*What to do*. Output the records exactly as they appear, with no pictures included.

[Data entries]
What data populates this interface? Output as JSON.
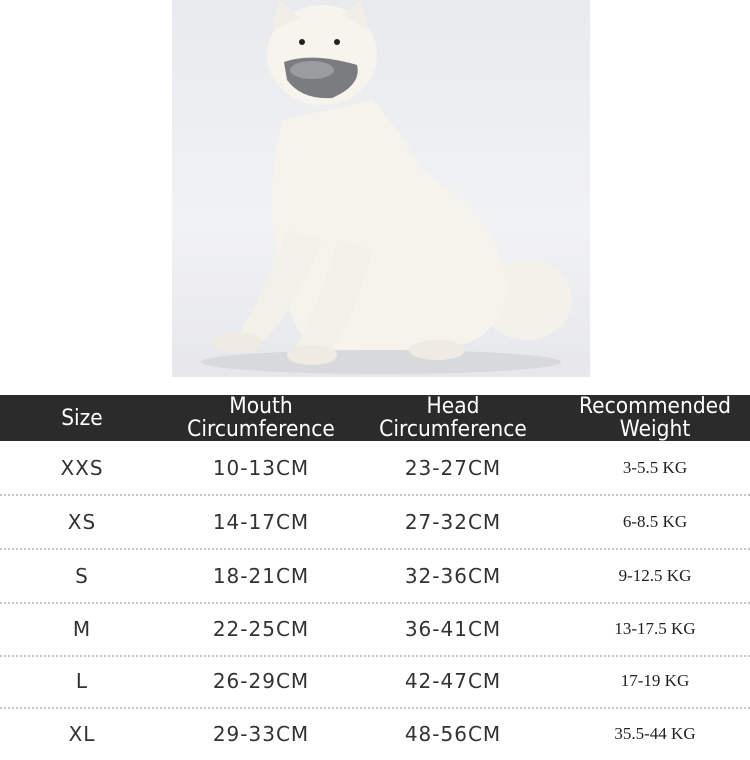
{
  "colors": {
    "header_bg": "#2b2b2b",
    "header_text": "#ffffff",
    "body_text": "#333333",
    "separator": "#c8c8c8"
  },
  "photo": {
    "subject": "white dog wearing gray muzzle"
  },
  "table": {
    "headers": [
      {
        "line1": "Size",
        "line2": ""
      },
      {
        "line1": "Mouth",
        "line2": "Circumference"
      },
      {
        "line1": "Head",
        "line2": "Circumference"
      },
      {
        "line1": "Recommended",
        "line2": "Weight"
      }
    ],
    "rows": [
      {
        "size": "XXS",
        "mouth": "10-13CM",
        "head": "23-27CM",
        "weight": "3-5.5 KG"
      },
      {
        "size": "XS",
        "mouth": "14-17CM",
        "head": "27-32CM",
        "weight": "6-8.5 KG"
      },
      {
        "size": "S",
        "mouth": "18-21CM",
        "head": "32-36CM",
        "weight": "9-12.5 KG"
      },
      {
        "size": "M",
        "mouth": "22-25CM",
        "head": "36-41CM",
        "weight": "13-17.5 KG"
      },
      {
        "size": "L",
        "mouth": "26-29CM",
        "head": "42-47CM",
        "weight": "17-19 KG"
      },
      {
        "size": "XL",
        "mouth": "29-33CM",
        "head": "48-56CM",
        "weight": "35.5-44 KG"
      }
    ]
  }
}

*Task output*.
What data populates this interface? Output as JSON.
{
  "colors": {
    "header_bg": "#2b2b2b",
    "header_text": "#ffffff",
    "body_text": "#333333",
    "separator": "#c8c8c8"
  },
  "photo": {
    "subject": "white dog wearing gray muzzle"
  },
  "table": {
    "headers": [
      {
        "line1": "Size",
        "line2": ""
      },
      {
        "line1": "Mouth",
        "line2": "Circumference"
      },
      {
        "line1": "Head",
        "line2": "Circumference"
      },
      {
        "line1": "Recommended",
        "line2": "Weight"
      }
    ],
    "rows": [
      {
        "size": "XXS",
        "mouth": "10-13CM",
        "head": "23-27CM",
        "weight": "3-5.5 KG"
      },
      {
        "size": "XS",
        "mouth": "14-17CM",
        "head": "27-32CM",
        "weight": "6-8.5 KG"
      },
      {
        "size": "S",
        "mouth": "18-21CM",
        "head": "32-36CM",
        "weight": "9-12.5 KG"
      },
      {
        "size": "M",
        "mouth": "22-25CM",
        "head": "36-41CM",
        "weight": "13-17.5 KG"
      },
      {
        "size": "L",
        "mouth": "26-29CM",
        "head": "42-47CM",
        "weight": "17-19 KG"
      },
      {
        "size": "XL",
        "mouth": "29-33CM",
        "head": "48-56CM",
        "weight": "35.5-44 KG"
      }
    ]
  }
}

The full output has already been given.